Instructions to follow
Copy out each line featuring the string "marker" from the entries beneath.

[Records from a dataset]
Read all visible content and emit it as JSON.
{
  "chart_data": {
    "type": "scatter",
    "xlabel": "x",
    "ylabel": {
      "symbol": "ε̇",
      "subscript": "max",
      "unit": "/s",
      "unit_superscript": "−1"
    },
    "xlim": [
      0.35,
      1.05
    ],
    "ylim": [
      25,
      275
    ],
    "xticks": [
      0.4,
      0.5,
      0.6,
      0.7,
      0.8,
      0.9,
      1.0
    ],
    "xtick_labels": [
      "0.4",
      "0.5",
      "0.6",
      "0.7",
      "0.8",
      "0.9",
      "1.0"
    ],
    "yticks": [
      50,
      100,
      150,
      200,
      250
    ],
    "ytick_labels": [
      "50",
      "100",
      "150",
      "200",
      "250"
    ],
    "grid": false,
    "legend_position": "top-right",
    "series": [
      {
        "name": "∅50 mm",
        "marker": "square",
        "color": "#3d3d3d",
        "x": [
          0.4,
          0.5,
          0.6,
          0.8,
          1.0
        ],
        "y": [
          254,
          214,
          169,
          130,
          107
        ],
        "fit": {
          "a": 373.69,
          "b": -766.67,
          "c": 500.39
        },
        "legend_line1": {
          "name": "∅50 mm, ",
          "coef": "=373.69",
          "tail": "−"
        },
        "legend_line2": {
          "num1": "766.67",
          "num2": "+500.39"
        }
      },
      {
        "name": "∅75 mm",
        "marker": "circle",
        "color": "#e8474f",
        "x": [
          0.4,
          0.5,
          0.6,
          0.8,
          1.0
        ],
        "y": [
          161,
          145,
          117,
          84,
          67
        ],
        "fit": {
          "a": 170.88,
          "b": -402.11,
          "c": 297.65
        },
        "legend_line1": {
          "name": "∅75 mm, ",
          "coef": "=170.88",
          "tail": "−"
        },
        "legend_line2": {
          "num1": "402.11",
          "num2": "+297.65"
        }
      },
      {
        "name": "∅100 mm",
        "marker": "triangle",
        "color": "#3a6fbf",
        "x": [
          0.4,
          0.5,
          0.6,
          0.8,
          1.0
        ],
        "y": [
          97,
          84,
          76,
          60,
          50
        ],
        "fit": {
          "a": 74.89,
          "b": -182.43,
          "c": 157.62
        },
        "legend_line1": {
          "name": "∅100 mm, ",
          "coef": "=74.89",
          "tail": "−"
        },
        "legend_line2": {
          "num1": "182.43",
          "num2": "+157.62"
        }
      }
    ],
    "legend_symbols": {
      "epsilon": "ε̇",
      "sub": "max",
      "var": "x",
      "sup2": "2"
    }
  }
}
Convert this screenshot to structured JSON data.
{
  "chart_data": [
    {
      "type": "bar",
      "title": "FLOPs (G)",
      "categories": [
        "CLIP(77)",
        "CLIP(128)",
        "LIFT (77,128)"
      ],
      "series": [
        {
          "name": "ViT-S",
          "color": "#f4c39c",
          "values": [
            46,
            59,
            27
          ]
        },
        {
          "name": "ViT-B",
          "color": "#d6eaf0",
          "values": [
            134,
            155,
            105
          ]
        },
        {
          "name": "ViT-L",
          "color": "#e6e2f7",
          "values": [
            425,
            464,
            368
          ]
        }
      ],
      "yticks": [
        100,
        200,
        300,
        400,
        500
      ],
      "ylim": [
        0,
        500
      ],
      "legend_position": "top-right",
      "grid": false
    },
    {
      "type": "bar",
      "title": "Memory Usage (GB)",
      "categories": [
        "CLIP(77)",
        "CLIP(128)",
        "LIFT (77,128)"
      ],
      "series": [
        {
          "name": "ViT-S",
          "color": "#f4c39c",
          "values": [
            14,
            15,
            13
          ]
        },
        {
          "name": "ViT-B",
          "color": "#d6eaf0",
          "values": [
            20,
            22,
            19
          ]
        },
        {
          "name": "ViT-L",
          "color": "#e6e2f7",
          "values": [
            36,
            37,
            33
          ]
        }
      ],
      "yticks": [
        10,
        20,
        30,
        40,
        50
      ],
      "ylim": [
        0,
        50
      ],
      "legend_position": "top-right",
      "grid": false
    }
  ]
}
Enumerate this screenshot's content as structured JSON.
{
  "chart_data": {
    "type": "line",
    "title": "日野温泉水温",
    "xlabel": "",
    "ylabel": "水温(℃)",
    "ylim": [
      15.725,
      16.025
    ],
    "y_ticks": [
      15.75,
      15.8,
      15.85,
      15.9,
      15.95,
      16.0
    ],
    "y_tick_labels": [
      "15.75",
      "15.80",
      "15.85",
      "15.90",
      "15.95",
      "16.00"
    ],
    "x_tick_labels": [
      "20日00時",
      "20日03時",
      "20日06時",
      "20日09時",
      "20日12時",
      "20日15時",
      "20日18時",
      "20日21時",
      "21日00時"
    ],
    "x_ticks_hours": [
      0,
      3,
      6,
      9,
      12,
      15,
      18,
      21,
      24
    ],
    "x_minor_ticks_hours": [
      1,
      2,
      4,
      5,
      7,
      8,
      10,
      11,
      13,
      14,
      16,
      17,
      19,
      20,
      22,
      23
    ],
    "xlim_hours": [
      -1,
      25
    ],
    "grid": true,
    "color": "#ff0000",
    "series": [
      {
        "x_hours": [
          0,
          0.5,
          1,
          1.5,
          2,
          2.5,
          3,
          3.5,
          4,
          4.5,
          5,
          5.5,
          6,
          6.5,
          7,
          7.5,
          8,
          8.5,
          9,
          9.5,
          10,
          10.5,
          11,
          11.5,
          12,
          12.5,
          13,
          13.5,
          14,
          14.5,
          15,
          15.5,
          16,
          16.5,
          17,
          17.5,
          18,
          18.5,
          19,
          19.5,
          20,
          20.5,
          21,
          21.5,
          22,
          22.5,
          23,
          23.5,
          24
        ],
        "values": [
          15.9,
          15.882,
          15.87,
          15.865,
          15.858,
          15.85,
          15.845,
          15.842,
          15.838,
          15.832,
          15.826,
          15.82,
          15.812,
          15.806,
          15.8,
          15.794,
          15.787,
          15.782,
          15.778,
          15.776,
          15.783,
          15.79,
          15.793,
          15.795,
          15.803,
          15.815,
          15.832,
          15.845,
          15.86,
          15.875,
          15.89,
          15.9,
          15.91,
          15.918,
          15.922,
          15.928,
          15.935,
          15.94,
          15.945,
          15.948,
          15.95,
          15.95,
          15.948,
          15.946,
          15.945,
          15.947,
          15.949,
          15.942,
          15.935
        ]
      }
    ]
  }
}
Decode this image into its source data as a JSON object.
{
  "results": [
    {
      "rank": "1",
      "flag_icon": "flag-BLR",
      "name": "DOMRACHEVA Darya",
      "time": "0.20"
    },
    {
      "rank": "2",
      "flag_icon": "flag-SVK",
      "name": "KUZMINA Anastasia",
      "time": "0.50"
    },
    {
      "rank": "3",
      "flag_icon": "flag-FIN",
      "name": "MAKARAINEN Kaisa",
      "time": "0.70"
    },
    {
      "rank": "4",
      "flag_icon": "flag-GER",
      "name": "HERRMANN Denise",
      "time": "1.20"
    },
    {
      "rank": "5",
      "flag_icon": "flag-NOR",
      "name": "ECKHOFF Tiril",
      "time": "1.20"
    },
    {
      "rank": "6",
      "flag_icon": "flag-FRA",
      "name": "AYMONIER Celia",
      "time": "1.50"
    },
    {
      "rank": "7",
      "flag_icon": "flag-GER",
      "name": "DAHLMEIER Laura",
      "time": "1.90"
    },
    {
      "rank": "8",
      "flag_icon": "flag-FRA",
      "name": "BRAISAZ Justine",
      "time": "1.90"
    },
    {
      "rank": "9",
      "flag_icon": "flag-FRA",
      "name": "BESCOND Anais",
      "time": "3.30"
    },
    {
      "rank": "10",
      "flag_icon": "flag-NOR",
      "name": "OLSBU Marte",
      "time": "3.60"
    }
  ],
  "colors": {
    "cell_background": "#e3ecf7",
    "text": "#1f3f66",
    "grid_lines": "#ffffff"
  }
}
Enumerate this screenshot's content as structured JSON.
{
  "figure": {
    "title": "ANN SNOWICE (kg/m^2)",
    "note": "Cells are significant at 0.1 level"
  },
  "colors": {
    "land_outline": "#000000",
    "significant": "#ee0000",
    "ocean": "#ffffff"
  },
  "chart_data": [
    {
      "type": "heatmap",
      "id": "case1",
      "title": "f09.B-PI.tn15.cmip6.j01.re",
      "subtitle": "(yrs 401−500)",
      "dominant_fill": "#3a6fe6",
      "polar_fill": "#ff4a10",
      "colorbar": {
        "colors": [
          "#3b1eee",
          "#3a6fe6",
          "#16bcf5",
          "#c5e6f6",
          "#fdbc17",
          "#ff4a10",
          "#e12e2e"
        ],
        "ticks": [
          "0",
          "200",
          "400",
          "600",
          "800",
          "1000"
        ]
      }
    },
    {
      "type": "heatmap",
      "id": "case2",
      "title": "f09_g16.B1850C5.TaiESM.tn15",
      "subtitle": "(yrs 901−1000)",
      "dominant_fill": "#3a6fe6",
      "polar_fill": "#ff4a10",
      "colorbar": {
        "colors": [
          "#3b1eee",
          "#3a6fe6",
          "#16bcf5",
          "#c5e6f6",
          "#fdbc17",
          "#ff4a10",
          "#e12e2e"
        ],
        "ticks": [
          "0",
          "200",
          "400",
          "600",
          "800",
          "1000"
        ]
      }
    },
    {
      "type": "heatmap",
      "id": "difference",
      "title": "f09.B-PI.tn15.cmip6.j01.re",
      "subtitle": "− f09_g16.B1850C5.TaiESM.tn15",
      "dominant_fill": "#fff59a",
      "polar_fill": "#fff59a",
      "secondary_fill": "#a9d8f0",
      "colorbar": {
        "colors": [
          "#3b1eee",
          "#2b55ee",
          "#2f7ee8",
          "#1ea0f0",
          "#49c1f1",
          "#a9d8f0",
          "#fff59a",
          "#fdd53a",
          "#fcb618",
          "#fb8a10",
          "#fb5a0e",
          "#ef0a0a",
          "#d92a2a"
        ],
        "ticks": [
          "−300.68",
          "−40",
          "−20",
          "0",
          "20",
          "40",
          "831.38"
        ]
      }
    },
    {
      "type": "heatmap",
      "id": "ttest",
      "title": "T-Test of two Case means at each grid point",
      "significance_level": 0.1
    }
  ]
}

Answer for this exercise
        "marker": "square",
        "marker": "circle",
        "marker": "triangle",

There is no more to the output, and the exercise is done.